- WHAT IS ASKED
Within the material below, find each line bearing the word "давления" and present it.
··· RECORD EXCERPTS
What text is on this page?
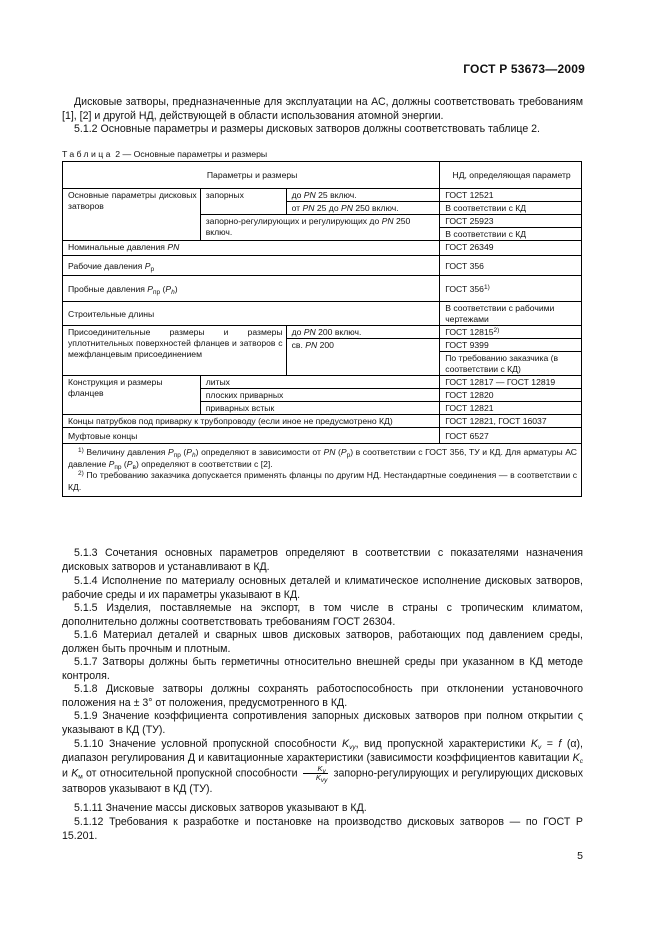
ГОСТ Р 53673—2009
Дисковые затворы, предназначенные для эксплуатации на АС, должны соответствовать требованиям [1], [2] и другой НД, действующей в области использования атомной энергии.
5.1.2 Основные параметры и размеры дисковых затворов должны соответствовать таблице 2.
Таблица 2 — Основные параметры и размеры
Параметры и размеры			НД, определяющая параметр
Основные параметры дисковых затворов	запорных	до PN 25 включ.	ГОСТ 12521
		от PN 25 до PN 250 включ.	В соответствии с КД
	запорно-регулирующих и регулирующих до PN 250 включ.		ГОСТ 25923
			В соответствии с КД
Номинальные давления PN			ГОСТ 26349
Рабочие давления $P_р$			ГОСТ 356
Пробные давления $P_{пр}$ $(P_h)$			ГОСТ 356$^{1)}$
Строительные длины			В соответствии с рабочими чертежами
Присоединительные размеры и размеры уплотнительных поверхностей фланцев и затворов с межфланцевым присоединением		до PN 200 включ.	ГОСТ 12815$^{2)}$
		св. PN 200	ГОСТ 9399
			По требованию заказчика (в соответствии с КД)
Конструкция и размеры фланцев	литых		ГОСТ 12817 — ГОСТ 12819
	плоских приварных		ГОСТ 12820
	приварных встык		ГОСТ 12821
Концы патрубков под приварку к трубопроводу (если иное не предусмотрено КД)			ГОСТ 12821, ГОСТ 16037
Муфтовые концы			ГОСТ 6527

$^{1)}$ Величину давления $P_{пр}$ $(P_h)$ определяют в зависимости от PN $(P_р)$ в соответствии с ГОСТ 356, ТУ и КД. Для арматуры АС давление $P_{пр}$ $(P_в)$ определяют в соответствии с [2].
$^{2)}$ По требованию заказчика допускается применять фланцы по другим НД. Нестандартные соединения — в соответствии с КД.			
5.1.3 Сочетания основных параметров определяют в соответствии с показателями назначения дисковых затворов и устанавливают в КД.
5.1.4 Исполнение по материалу основных деталей и климатическое исполнение дисковых затворов, рабочие среды и их параметры указывают в КД.
5.1.5 Изделия, поставляемые на экспорт, в том числе в страны с тропическим климатом, дополнительно должны соответствовать требованиям ГОСТ 26304.
5.1.6 Материал деталей и сварных швов дисковых затворов, работающих под давлением среды, должен быть прочным и плотным.
5.1.7 Затворы должны быть герметичны относительно внешней среды при указанном в КД методе контроля.
5.1.8 Дисковые затворы должны сохранять работоспособность при отклонении установочного положения на ± 3° от положения, предусмотренного в КД.
5.1.9 Значение коэффициента сопротивления запорных дисковых затворов при полном открытии ς указывают в КД (ТУ).
5.1.10 Значение условной пропускной способности $K_{vy}$, вид пропускной характеристики $K_v = f$ (α), диапазон регулирования Д и кавитационные характеристики (зависимости коэффициентов кавитации $K_c$ и $K_м$ от относительной пропускной способности $\frac{K_v}{K_{vy}}$ запорно-регулирующих и регулирующих дисковых затворов указывают в КД (ТУ).
5.1.11 Значение массы дисковых затворов указывают в КД.
5.1.12 Требования к разработке и постановке на производство дисковых затворов — по ГОСТ Р 15.201.
5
······
- TASK RESULT
Номинальные давления PN			ГОСТ 26349
Рабочие давления $P_р$			ГОСТ 356
Пробные давления $P_{пр}$ $(P_h)$			ГОСТ 356$^{1)}$
$^{1)}$ Величину давления $P_{пр}$ $(P_h)$ определяют в зависимости от PN $(P_р)$ в соответствии с ГОСТ 356, ТУ и КД. Для арматуры АС давление $P_{пр}$ $(P_в)$ определяют в соответствии с [2].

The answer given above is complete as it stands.